• **RECORDS PROVIDED**:

|---|

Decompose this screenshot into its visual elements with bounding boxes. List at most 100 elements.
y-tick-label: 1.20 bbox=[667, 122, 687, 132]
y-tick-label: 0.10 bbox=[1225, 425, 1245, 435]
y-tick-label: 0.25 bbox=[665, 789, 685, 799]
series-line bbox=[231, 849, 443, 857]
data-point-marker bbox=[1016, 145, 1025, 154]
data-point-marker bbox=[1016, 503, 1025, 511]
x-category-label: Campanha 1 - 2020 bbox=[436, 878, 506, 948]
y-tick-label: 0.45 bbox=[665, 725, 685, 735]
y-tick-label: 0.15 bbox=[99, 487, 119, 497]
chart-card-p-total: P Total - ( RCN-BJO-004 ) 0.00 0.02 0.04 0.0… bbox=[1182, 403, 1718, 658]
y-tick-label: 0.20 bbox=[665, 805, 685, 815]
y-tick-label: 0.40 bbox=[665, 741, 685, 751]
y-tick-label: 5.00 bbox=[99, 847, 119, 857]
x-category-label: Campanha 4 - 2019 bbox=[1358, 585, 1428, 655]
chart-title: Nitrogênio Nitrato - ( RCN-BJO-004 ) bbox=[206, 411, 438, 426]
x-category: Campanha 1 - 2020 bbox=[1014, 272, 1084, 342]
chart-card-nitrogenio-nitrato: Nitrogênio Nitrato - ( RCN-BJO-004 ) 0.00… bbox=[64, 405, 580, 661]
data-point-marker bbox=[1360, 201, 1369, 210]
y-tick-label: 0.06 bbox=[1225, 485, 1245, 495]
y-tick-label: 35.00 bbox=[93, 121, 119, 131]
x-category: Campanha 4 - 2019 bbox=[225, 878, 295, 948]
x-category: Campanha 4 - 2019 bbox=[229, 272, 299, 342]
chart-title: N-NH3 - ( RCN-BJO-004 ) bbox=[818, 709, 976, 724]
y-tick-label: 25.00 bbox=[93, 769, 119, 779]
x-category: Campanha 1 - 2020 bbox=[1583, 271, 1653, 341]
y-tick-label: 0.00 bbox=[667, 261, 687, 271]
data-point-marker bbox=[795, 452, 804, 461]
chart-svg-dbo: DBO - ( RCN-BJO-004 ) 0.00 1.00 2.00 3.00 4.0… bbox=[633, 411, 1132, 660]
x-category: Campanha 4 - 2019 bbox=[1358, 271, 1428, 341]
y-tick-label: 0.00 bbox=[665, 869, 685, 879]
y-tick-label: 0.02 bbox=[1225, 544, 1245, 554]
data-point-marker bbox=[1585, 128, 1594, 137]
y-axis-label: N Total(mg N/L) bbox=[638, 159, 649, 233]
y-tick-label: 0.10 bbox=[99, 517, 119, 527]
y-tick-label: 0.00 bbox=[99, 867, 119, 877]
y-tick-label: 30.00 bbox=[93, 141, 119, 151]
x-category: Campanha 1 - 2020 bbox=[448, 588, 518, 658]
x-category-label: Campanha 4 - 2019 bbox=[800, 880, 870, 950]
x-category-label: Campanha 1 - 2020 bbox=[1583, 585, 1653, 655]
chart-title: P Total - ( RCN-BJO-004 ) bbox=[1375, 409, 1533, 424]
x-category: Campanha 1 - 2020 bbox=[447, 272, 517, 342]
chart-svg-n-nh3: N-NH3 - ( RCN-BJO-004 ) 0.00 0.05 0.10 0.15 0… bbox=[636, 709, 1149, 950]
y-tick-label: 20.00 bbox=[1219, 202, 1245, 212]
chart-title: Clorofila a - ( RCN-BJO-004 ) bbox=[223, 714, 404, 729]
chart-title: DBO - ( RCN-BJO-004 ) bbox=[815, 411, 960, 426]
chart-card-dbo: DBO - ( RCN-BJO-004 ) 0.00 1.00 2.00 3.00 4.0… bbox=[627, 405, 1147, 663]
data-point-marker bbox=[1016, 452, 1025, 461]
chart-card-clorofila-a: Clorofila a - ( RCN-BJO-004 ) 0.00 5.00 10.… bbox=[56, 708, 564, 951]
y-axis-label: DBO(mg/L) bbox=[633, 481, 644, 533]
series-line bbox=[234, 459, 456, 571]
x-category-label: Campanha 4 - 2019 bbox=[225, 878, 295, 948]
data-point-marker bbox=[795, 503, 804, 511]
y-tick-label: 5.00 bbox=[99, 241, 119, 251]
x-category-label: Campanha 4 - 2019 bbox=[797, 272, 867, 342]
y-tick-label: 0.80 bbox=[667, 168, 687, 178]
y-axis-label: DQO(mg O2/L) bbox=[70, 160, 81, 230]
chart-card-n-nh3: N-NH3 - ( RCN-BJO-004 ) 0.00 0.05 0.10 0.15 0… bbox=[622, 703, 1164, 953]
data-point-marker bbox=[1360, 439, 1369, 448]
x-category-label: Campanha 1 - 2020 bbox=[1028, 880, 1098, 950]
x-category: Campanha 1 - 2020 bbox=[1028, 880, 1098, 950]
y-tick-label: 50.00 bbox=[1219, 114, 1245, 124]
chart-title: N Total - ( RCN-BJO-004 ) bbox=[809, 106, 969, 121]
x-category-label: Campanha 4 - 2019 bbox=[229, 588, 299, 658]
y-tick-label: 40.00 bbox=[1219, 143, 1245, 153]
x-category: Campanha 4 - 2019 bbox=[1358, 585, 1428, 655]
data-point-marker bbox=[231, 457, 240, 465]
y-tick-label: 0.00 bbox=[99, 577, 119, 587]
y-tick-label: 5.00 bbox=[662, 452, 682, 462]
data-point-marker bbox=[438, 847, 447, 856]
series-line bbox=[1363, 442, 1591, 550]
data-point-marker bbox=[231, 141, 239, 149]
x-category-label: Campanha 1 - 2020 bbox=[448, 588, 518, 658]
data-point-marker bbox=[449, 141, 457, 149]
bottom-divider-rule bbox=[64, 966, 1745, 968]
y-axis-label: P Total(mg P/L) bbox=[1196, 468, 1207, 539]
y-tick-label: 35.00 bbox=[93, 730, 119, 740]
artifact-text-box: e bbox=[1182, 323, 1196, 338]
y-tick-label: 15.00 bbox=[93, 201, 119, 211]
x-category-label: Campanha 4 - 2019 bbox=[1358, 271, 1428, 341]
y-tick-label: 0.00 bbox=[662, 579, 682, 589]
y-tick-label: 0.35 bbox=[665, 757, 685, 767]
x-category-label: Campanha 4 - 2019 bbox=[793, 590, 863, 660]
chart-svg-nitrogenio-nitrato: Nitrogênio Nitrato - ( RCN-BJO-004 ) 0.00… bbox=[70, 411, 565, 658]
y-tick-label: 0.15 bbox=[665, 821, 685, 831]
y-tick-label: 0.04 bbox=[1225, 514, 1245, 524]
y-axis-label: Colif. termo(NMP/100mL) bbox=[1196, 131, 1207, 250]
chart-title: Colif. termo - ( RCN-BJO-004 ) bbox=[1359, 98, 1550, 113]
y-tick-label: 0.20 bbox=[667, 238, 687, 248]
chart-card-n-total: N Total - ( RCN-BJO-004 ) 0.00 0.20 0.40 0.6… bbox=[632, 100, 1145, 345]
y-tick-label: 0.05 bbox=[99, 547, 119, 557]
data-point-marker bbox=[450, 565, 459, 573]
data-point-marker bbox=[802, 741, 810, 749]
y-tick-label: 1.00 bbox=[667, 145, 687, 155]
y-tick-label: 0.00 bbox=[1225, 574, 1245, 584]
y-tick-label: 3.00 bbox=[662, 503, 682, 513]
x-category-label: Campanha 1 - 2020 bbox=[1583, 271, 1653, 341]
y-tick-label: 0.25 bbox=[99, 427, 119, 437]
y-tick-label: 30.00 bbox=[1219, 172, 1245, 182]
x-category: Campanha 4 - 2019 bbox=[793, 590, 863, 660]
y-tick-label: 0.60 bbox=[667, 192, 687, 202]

|---|

• **WHAT NEEDS TO BE DONE**:
Could you retype the entries character for character, starting at their first line and stopping after the line that contains "y-tick-label: 0.45 bbox=[665, 725, 685, 735]", with both of those lines included?

• **THE ANSWER**:
Decompose this screenshot into its visual elements with bounding boxes. List at most 100 elements.
y-tick-label: 1.20 bbox=[667, 122, 687, 132]
y-tick-label: 0.10 bbox=[1225, 425, 1245, 435]
y-tick-label: 0.25 bbox=[665, 789, 685, 799]
series-line bbox=[231, 849, 443, 857]
data-point-marker bbox=[1016, 145, 1025, 154]
data-point-marker bbox=[1016, 503, 1025, 511]
x-category-label: Campanha 1 - 2020 bbox=[436, 878, 506, 948]
y-tick-label: 0.45 bbox=[665, 725, 685, 735]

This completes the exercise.